▶ [WHAT NEEDS TO BE DONE]
Write out, precisely and in full, each line of the material.

--- Start ---

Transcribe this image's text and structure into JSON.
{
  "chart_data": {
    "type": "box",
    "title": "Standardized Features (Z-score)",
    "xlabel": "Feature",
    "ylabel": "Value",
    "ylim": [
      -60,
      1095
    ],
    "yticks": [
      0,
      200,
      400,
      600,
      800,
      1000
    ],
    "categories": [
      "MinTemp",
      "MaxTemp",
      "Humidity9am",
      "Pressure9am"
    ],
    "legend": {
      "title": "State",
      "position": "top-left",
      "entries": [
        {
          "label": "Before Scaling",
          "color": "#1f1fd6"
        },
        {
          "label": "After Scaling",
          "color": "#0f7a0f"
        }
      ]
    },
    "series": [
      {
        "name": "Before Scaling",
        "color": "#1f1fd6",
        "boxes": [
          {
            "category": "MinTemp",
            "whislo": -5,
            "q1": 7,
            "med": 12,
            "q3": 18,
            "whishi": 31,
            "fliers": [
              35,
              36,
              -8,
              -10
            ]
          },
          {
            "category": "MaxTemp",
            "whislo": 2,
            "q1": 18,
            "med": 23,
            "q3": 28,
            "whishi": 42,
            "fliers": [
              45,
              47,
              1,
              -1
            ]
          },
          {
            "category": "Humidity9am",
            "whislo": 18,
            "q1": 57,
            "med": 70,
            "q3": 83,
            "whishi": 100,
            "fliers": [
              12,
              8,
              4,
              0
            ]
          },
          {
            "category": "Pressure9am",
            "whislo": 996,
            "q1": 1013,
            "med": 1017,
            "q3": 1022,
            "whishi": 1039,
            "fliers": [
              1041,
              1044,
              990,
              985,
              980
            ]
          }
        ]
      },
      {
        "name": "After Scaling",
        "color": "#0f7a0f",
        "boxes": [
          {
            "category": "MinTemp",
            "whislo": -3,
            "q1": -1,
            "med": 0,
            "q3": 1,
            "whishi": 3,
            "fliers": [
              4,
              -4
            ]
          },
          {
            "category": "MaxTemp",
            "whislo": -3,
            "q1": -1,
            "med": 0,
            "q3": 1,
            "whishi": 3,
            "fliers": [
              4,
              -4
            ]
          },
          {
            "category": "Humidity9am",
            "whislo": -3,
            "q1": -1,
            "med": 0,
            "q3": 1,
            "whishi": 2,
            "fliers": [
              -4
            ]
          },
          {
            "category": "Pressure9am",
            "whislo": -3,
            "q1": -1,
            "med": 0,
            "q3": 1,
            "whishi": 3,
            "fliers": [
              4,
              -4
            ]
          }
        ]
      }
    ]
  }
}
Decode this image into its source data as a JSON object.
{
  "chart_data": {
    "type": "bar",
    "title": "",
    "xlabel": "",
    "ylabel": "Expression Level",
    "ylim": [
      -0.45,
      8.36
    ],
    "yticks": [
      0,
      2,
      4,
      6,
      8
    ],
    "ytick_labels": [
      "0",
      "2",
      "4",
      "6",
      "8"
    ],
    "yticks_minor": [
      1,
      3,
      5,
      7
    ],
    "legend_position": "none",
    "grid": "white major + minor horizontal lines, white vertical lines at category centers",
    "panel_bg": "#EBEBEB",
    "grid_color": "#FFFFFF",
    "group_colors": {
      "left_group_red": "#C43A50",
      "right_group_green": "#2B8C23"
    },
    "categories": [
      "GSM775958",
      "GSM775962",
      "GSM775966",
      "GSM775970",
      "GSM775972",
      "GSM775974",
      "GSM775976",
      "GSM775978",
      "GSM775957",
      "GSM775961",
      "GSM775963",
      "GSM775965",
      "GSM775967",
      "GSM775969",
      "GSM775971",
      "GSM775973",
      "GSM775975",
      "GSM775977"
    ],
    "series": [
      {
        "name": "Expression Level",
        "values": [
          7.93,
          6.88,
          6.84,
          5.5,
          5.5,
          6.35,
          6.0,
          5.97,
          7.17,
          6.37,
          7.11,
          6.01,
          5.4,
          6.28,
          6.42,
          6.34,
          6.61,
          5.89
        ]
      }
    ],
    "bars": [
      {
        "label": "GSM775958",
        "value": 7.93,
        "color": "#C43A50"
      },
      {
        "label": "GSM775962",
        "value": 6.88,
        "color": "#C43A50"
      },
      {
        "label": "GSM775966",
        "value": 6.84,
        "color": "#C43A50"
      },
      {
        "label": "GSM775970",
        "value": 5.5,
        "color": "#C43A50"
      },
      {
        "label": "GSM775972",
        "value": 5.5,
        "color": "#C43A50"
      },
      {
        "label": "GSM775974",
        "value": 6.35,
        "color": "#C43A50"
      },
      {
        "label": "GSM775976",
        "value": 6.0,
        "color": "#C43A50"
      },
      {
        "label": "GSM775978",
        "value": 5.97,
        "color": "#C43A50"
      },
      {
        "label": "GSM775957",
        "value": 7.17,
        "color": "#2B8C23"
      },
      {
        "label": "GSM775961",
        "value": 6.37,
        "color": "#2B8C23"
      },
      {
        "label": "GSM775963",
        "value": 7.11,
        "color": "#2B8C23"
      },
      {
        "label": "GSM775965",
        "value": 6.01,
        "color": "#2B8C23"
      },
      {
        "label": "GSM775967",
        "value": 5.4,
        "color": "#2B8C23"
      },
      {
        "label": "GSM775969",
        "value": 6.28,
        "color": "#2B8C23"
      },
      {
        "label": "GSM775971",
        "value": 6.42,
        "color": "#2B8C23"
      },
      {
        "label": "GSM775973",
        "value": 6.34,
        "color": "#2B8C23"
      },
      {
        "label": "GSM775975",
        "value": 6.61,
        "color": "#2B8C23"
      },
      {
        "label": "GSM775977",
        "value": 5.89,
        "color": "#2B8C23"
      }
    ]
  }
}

--- End ---

▶ [OUTPUT OF THE TASK]
Transcribe this image's text and structure into JSON.
{
  "chart_data": {
    "type": "box",
    "title": "Standardized Features (Z-score)",
    "xlabel": "Feature",
    "ylabel": "Value",
    "ylim": [
      -60,
      1095
    ],
    "yticks": [
      0,
      200,
      400,
      600,
      800,
      1000
    ],
    "categories": [
      "MinTemp",
      "MaxTemp",
      "Humidity9am",
      "Pressure9am"
    ],
    "legend": {
      "title": "State",
      "position": "top-left",
      "entries": [
        {
          "label": "Before Scaling",
          "color": "#1f1fd6"
        },
        {
          "label": "After Scaling",
          "color": "#0f7a0f"
        }
      ]
    },
    "series": [
      {
        "name": "Before Scaling",
        "color": "#1f1fd6",
        "boxes": [
          {
            "category": "MinTemp",
            "whislo": -5,
            "q1": 7,
            "med": 12,
            "q3": 18,
            "whishi": 31,
            "fliers": [
              35,
              36,
              -8,
              -10
            ]
          },
          {
            "category": "MaxTemp",
            "whislo": 2,
            "q1": 18,
            "med": 23,
            "q3": 28,
            "whishi": 42,
            "fliers": [
              45,
              47,
              1,
              -1
            ]
          },
          {
            "category": "Humidity9am",
            "whislo": 18,
            "q1": 57,
            "med": 70,
            "q3": 83,
            "whishi": 100,
            "fliers": [
              12,
              8,
              4,
              0
            ]
          },
          {
            "category": "Pressure9am",
            "whislo": 996,
            "q1": 1013,
            "med": 1017,
            "q3": 1022,
            "whishi": 1039,
            "fliers": [
              1041,
              1044,
              990,
              985,
              980
            ]
          }
        ]
      },
      {
        "name": "After Scaling",
        "color": "#0f7a0f",
        "boxes": [
          {
            "category": "MinTemp",
            "whislo": -3,
            "q1": -1,
            "med": 0,
            "q3": 1,
            "whishi": 3,
            "fliers": [
              4,
              -4
            ]
          },
          {
            "category": "MaxTemp",
            "whislo": -3,
            "q1": -1,
            "med": 0,
            "q3": 1,
            "whishi": 3,
            "fliers": [
              4,
              -4
            ]
          },
          {
            "category": "Humidity9am",
            "whislo": -3,
            "q1": -1,
            "med": 0,
            "q3": 1,
            "whishi": 2,
            "fliers": [
              -4
            ]
          },
          {
            "category": "Pressure9am",
            "whislo": -3,
            "q1": -1,
            "med": 0,
            "q3": 1,
            "whishi": 3,
            "fliers": [
              4,
              -4
            ]
          }
        ]
      }
    ]
  }
}
Decode this image into its source data as a JSON object.
{
  "chart_data": {
    "type": "bar",
    "title": "",
    "xlabel": "",
    "ylabel": "Expression Level",
    "ylim": [
      -0.45,
      8.36
    ],
    "yticks": [
      0,
      2,
      4,
      6,
      8
    ],
    "ytick_labels": [
      "0",
      "2",
      "4",
      "6",
      "8"
    ],
    "yticks_minor": [
      1,
      3,
      5,
      7
    ],
    "legend_position": "none",
    "grid": "white major + minor horizontal lines, white vertical lines at category centers",
    "panel_bg": "#EBEBEB",
    "grid_color": "#FFFFFF",
    "group_colors": {
      "left_group_red": "#C43A50",
      "right_group_green": "#2B8C23"
    },
    "categories": [
      "GSM775958",
      "GSM775962",
      "GSM775966",
      "GSM775970",
      "GSM775972",
      "GSM775974",
      "GSM775976",
      "GSM775978",
      "GSM775957",
      "GSM775961",
      "GSM775963",
      "GSM775965",
      "GSM775967",
      "GSM775969",
      "GSM775971",
      "GSM775973",
      "GSM775975",
      "GSM775977"
    ],
    "series": [
      {
        "name": "Expression Level",
        "values": [
          7.93,
          6.88,
          6.84,
          5.5,
          5.5,
          6.35,
          6.0,
          5.97,
          7.17,
          6.37,
          7.11,
          6.01,
          5.4,
          6.28,
          6.42,
          6.34,
          6.61,
          5.89
        ]
      }
    ],
    "bars": [
      {
        "label": "GSM775958",
        "value": 7.93,
        "color": "#C43A50"
      },
      {
        "label": "GSM775962",
        "value": 6.88,
        "color": "#C43A50"
      },
      {
        "label": "GSM775966",
        "value": 6.84,
        "color": "#C43A50"
      },
      {
        "label": "GSM775970",
        "value": 5.5,
        "color": "#C43A50"
      },
      {
        "label": "GSM775972",
        "value": 5.5,
        "color": "#C43A50"
      },
      {
        "label": "GSM775974",
        "value": 6.35,
        "color": "#C43A50"
      },
      {
        "label": "GSM775976",
        "value": 6.0,
        "color": "#C43A50"
      },
      {
        "label": "GSM775978",
        "value": 5.97,
        "color": "#C43A50"
      },
      {
        "label": "GSM775957",
        "value": 7.17,
        "color": "#2B8C23"
      },
      {
        "label": "GSM775961",
        "value": 6.37,
        "color": "#2B8C23"
      },
      {
        "label": "GSM775963",
        "value": 7.11,
        "color": "#2B8C23"
      },
      {
        "label": "GSM775965",
        "value": 6.01,
        "color": "#2B8C23"
      },
      {
        "label": "GSM775967",
        "value": 5.4,
        "color": "#2B8C23"
      },
      {
        "label": "GSM775969",
        "value": 6.28,
        "color": "#2B8C23"
      },
      {
        "label": "GSM775971",
        "value": 6.42,
        "color": "#2B8C23"
      },
      {
        "label": "GSM775973",
        "value": 6.34,
        "color": "#2B8C23"
      },
      {
        "label": "GSM775975",
        "value": 6.61,
        "color": "#2B8C23"
      },
      {
        "label": "GSM775977",
        "value": 5.89,
        "color": "#2B8C23"
      }
    ]
  }
}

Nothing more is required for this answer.